EXERCISE DIRECTIONS | Each entry is to be given again word for word; images are dropped.
+---+
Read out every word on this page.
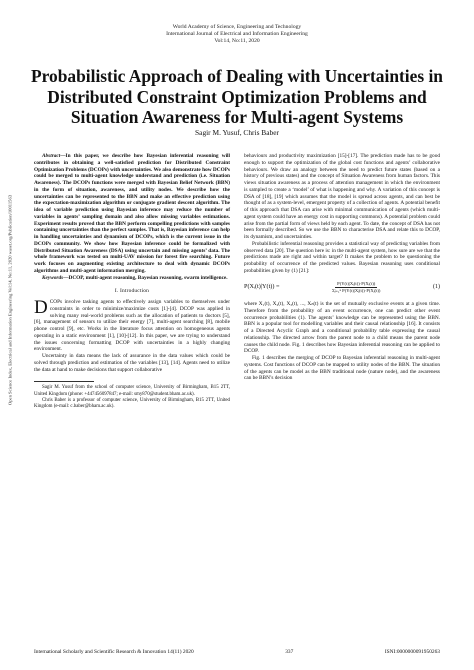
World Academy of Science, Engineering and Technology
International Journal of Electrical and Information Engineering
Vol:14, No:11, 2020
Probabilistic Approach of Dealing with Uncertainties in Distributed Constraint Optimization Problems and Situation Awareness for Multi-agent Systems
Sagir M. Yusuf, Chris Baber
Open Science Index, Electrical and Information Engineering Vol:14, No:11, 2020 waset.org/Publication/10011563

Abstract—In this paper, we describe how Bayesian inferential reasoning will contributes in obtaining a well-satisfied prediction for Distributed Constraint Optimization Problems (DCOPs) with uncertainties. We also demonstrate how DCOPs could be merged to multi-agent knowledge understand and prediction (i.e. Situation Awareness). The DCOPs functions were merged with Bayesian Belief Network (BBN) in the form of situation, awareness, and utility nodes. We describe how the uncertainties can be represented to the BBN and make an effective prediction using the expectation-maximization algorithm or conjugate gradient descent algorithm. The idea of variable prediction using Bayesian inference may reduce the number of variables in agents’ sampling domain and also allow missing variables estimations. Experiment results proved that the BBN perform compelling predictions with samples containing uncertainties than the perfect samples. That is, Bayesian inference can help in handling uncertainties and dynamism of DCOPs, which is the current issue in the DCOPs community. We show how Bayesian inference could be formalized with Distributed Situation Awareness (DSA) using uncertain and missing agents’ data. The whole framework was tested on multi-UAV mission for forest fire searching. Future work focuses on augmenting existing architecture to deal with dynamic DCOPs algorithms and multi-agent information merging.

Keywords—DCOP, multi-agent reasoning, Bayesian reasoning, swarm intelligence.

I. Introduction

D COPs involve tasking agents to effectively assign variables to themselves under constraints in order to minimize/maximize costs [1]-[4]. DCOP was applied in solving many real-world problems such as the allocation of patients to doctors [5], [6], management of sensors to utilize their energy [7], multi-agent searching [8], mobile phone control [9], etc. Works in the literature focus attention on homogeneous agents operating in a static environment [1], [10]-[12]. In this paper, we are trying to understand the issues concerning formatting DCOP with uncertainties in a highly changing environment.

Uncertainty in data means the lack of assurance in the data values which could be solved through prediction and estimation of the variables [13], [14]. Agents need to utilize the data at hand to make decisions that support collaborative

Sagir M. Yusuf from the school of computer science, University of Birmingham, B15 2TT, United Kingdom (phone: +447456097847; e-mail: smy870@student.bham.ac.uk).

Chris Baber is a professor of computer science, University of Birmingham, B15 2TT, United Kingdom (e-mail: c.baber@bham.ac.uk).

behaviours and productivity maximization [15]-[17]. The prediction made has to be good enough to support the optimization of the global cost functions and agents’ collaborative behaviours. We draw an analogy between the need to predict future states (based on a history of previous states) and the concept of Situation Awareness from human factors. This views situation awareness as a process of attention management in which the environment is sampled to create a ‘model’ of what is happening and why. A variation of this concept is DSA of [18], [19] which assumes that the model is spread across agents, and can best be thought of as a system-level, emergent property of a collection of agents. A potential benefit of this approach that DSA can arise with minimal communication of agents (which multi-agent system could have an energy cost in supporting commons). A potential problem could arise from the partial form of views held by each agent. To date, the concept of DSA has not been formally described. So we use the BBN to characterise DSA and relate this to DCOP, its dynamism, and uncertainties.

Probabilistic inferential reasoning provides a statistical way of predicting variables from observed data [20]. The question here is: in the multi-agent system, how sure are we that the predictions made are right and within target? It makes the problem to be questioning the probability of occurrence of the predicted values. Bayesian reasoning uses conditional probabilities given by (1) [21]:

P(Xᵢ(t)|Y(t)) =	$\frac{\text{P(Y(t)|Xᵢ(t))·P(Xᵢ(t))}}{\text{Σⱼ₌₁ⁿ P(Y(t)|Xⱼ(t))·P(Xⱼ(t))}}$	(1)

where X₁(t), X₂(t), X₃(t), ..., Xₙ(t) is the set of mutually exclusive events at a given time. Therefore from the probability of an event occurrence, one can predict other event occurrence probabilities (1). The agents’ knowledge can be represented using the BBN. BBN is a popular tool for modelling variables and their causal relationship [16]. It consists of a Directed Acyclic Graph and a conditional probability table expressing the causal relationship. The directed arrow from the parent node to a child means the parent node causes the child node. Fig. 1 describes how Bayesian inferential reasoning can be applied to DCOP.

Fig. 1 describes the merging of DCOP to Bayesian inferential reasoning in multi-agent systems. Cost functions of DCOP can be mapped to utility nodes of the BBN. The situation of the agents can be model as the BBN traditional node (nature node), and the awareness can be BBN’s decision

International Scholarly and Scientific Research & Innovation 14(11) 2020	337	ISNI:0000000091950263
+---+
YOUR RESPONSE |
Read out every word on this page.
World Academy of Science, Engineering and Technology
International Journal of Electrical and Information Engineering
Vol:14, No:11, 2020
Probabilistic Approach of Dealing with Uncertainties in Distributed Constraint Optimization Problems and Situation Awareness for Multi-agent Systems
Sagir M. Yusuf, Chris Baber
Open Science Index, Electrical and Information Engineering Vol:14, No:11, 2020 waset.org/Publication/10011563

Abstract—In this paper, we describe how Bayesian inferential reasoning will contributes in obtaining a well-satisfied prediction for Distributed Constraint Optimization Problems (DCOPs) with uncertainties. We also demonstrate how DCOPs could be merged to multi-agent knowledge understand and prediction (i.e. Situation Awareness). The DCOPs functions were merged with Bayesian Belief Network (BBN) in the form of situation, awareness, and utility nodes. We describe how the uncertainties can be represented to the BBN and make an effective prediction using the expectation-maximization algorithm or conjugate gradient descent algorithm. The idea of variable prediction using Bayesian inference may reduce the number of variables in agents’ sampling domain and also allow missing variables estimations. Experiment results proved that the BBN perform compelling predictions with samples containing uncertainties than the perfect samples. That is, Bayesian inference can help in handling uncertainties and dynamism of DCOPs, which is the current issue in the DCOPs community. We show how Bayesian inference could be formalized with Distributed Situation Awareness (DSA) using uncertain and missing agents’ data. The whole framework was tested on multi-UAV mission for forest fire searching. Future work focuses on augmenting existing architecture to deal with dynamic DCOPs algorithms and multi-agent information merging.

Keywords—DCOP, multi-agent reasoning, Bayesian reasoning, swarm intelligence.

I. Introduction

D COPs involve tasking agents to effectively assign variables to themselves under constraints in order to minimize/maximize costs [1]-[4]. DCOP was applied in solving many real-world problems such as the allocation of patients to doctors [5], [6], management of sensors to utilize their energy [7], multi-agent searching [8], mobile phone control [9], etc. Works in the literature focus attention on homogeneous agents operating in a static environment [1], [10]-[12]. In this paper, we are trying to understand the issues concerning formatting DCOP with uncertainties in a highly changing environment.

Uncertainty in data means the lack of assurance in the data values which could be solved through prediction and estimation of the variables [13], [14]. Agents need to utilize the data at hand to make decisions that support collaborative

Sagir M. Yusuf from the school of computer science, University of Birmingham, B15 2TT, United Kingdom (phone: +447456097847; e-mail: smy870@student.bham.ac.uk).

Chris Baber is a professor of computer science, University of Birmingham, B15 2TT, United Kingdom (e-mail: c.baber@bham.ac.uk).

behaviours and productivity maximization [15]-[17]. The prediction made has to be good enough to support the optimization of the global cost functions and agents’ collaborative behaviours. We draw an analogy between the need to predict future states (based on a history of previous states) and the concept of Situation Awareness from human factors. This views situation awareness as a process of attention management in which the environment is sampled to create a ‘model’ of what is happening and why. A variation of this concept is DSA of [18], [19] which assumes that the model is spread across agents, and can best be thought of as a system-level, emergent property of a collection of agents. A potential benefit of this approach that DSA can arise with minimal communication of agents (which multi-agent system could have an energy cost in supporting commons). A potential problem could arise from the partial form of views held by each agent. To date, the concept of DSA has not been formally described. So we use the BBN to characterise DSA and relate this to DCOP, its dynamism, and uncertainties.

Probabilistic inferential reasoning provides a statistical way of predicting variables from observed data [20]. The question here is: in the multi-agent system, how sure are we that the predictions made are right and within target? It makes the problem to be questioning the probability of occurrence of the predicted values. Bayesian reasoning uses conditional probabilities given by (1) [21]:

P(Xᵢ(t)|Y(t)) =	$\frac{\text{P(Y(t)|Xᵢ(t))·P(Xᵢ(t))}}{\text{Σⱼ₌₁ⁿ P(Y(t)|Xⱼ(t))·P(Xⱼ(t))}}$	(1)

where X₁(t), X₂(t), X₃(t), ..., Xₙ(t) is the set of mutually exclusive events at a given time. Therefore from the probability of an event occurrence, one can predict other event occurrence probabilities (1). The agents’ knowledge can be represented using the BBN. BBN is a popular tool for modelling variables and their causal relationship [16]. It consists of a Directed Acyclic Graph and a conditional probability table expressing the causal relationship. The directed arrow from the parent node to a child means the parent node causes the child node. Fig. 1 describes how Bayesian inferential reasoning can be applied to DCOP.

Fig. 1 describes the merging of DCOP to Bayesian inferential reasoning in multi-agent systems. Cost functions of DCOP can be mapped to utility nodes of the BBN. The situation of the agents can be model as the BBN traditional node (nature node), and the awareness can be BBN’s decision

International Scholarly and Scientific Research & Innovation 14(11) 2020	337	ISNI:0000000091950263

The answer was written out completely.